Job —
Return only the number of lines holding the word "text".

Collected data
___

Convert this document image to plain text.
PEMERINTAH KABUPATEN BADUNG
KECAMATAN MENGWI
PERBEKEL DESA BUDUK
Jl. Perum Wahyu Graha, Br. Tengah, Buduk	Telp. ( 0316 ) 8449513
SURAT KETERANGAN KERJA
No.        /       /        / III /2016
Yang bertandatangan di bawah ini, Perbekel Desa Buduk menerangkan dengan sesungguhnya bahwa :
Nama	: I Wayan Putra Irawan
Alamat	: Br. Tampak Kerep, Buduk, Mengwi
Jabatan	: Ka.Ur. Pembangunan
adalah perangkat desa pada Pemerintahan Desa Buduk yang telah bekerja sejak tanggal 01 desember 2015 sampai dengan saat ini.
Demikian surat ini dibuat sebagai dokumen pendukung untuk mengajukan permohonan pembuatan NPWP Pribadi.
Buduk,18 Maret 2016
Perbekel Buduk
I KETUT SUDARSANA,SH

___

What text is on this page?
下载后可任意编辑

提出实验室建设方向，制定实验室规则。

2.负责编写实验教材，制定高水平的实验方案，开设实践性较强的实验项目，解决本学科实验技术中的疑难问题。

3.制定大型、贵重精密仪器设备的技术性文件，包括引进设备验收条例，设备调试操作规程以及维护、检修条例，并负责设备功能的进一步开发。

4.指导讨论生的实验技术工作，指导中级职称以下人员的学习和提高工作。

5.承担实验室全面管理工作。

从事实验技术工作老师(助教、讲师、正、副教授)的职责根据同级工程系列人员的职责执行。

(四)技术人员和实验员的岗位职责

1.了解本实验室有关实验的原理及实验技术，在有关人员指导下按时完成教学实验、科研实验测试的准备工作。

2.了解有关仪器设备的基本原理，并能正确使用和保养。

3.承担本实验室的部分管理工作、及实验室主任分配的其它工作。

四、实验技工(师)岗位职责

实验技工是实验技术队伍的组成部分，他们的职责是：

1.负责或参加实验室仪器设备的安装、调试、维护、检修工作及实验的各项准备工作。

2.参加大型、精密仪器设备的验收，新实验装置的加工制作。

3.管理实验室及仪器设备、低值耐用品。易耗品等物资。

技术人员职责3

___

Output for this task —
2